DATA FOR PROCESSING:

..........

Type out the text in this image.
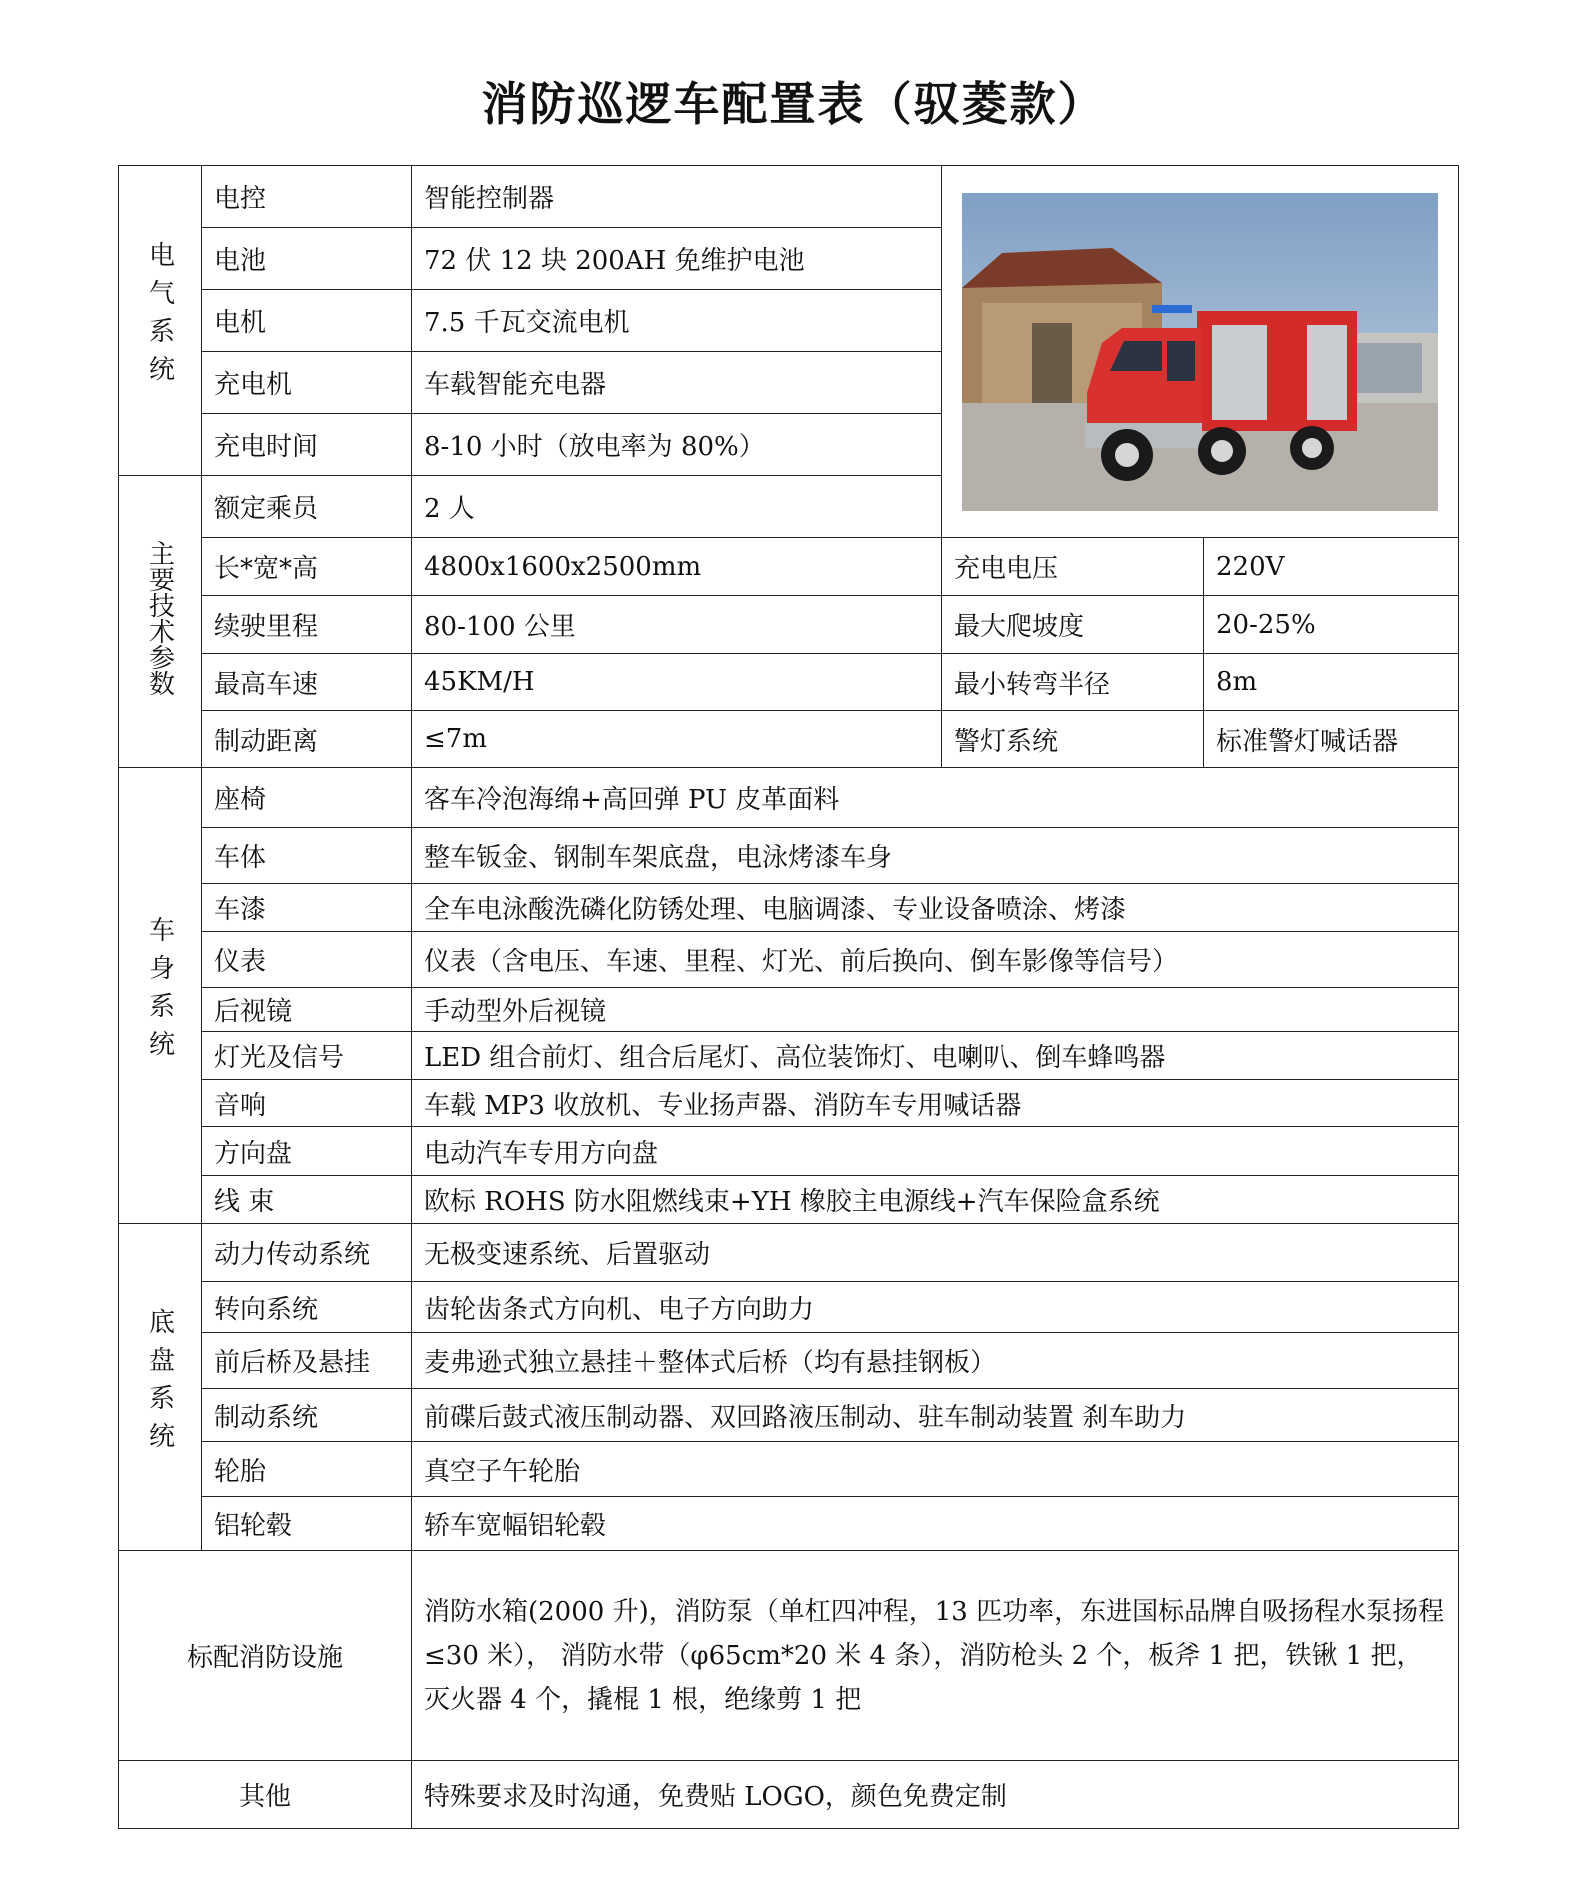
消防巡逻车配置表（驭菱款）
电气系统	电控	智能控制器	

	电池	72 伏 12 块 200AH 免维护电池		
	电机	7.5 千瓦交流电机		
	充电机	车载智能充电器		
	充电时间	8-10 小时（放电率为 80%）		
主要技术参数	额定乘员	2 人		
	长*宽*高	4800x1600x2500mm	充电电压	220V
	续驶里程	80-100 公里	最大爬坡度	20-25%
	最高车速	45KM/H	最小转弯半径	8m
	制动距离	≤7m	警灯系统	标准警灯喊话器
车身系统	座椅	客车冷泡海绵+高回弹 PU 皮革面料		
	车体	整车钣金、钢制车架底盘，电泳烤漆车身		
	车漆	全车电泳酸洗磷化防锈处理、电脑调漆、专业设备喷涂、烤漆		
	仪表	仪表（含电压、车速、里程、灯光、前后换向、倒车影像等信号）		
	后视镜	手动型外后视镜		
	灯光及信号	LED 组合前灯、组合后尾灯、高位装饰灯、电喇叭、倒车蜂鸣器		
	音响	车载 MP3 收放机、专业扬声器、消防车专用喊话器		
	方向盘	电动汽车专用方向盘		
	线 束	欧标 ROHS 防水阻燃线束+YH 橡胶主电源线+汽车保险盒系统		
底盘系统	动力传动系统	无极变速系统、后置驱动		
	转向系统	齿轮齿条式方向机、电子方向助力		
	前后桥及悬挂	麦弗逊式独立悬挂＋整体式后桥（均有悬挂钢板）		
	制动系统	前碟后鼓式液压制动器、双回路液压制动、驻车制动装置 刹车助力		
	轮胎	真空子午轮胎		
	铝轮毂	轿车宽幅铝轮毂		
标配消防设施		消防水箱(2000 升)，消防泵（单杠四冲程，13 匹功率，东进国标品牌自吸扬程水泵扬程≤30 米）， 消防水带（φ65cm*20 米 4 条），消防枪头 2 个，板斧 1 把，铁锹 1 把，灭火器 4 个，撬棍 1 根，绝缘剪 1 把		
其他		特殊要求及时沟通，免费贴 LOGO，颜色免费定制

..........

WHAT YOU HAVE TO DO:
Transcribe all of the entries word for word, but skip any pictures they contain.

COMPLETED EXERCISE:
Type out the text in this image.
消防巡逻车配置表（驭菱款）
电气系统	电控	智能控制器	

	电池	72 伏 12 块 200AH 免维护电池		
	电机	7.5 千瓦交流电机		
	充电机	车载智能充电器		
	充电时间	8-10 小时（放电率为 80%）		
主要技术参数	额定乘员	2 人		
	长*宽*高	4800x1600x2500mm	充电电压	220V
	续驶里程	80-100 公里	最大爬坡度	20-25%
	最高车速	45KM/H	最小转弯半径	8m
	制动距离	≤7m	警灯系统	标准警灯喊话器
车身系统	座椅	客车冷泡海绵+高回弹 PU 皮革面料		
	车体	整车钣金、钢制车架底盘，电泳烤漆车身		
	车漆	全车电泳酸洗磷化防锈处理、电脑调漆、专业设备喷涂、烤漆		
	仪表	仪表（含电压、车速、里程、灯光、前后换向、倒车影像等信号）		
	后视镜	手动型外后视镜		
	灯光及信号	LED 组合前灯、组合后尾灯、高位装饰灯、电喇叭、倒车蜂鸣器		
	音响	车载 MP3 收放机、专业扬声器、消防车专用喊话器		
	方向盘	电动汽车专用方向盘		
	线 束	欧标 ROHS 防水阻燃线束+YH 橡胶主电源线+汽车保险盒系统		
底盘系统	动力传动系统	无极变速系统、后置驱动		
	转向系统	齿轮齿条式方向机、电子方向助力		
	前后桥及悬挂	麦弗逊式独立悬挂＋整体式后桥（均有悬挂钢板）		
	制动系统	前碟后鼓式液压制动器、双回路液压制动、驻车制动装置 刹车助力		
	轮胎	真空子午轮胎		
	铝轮毂	轿车宽幅铝轮毂		
标配消防设施		消防水箱(2000 升)，消防泵（单杠四冲程，13 匹功率，东进国标品牌自吸扬程水泵扬程≤30 米）， 消防水带（φ65cm*20 米 4 条），消防枪头 2 个，板斧 1 把，铁锹 1 把，灭火器 4 个，撬棍 1 根，绝缘剪 1 把		
其他		特殊要求及时沟通，免费贴 LOGO，颜色免费定制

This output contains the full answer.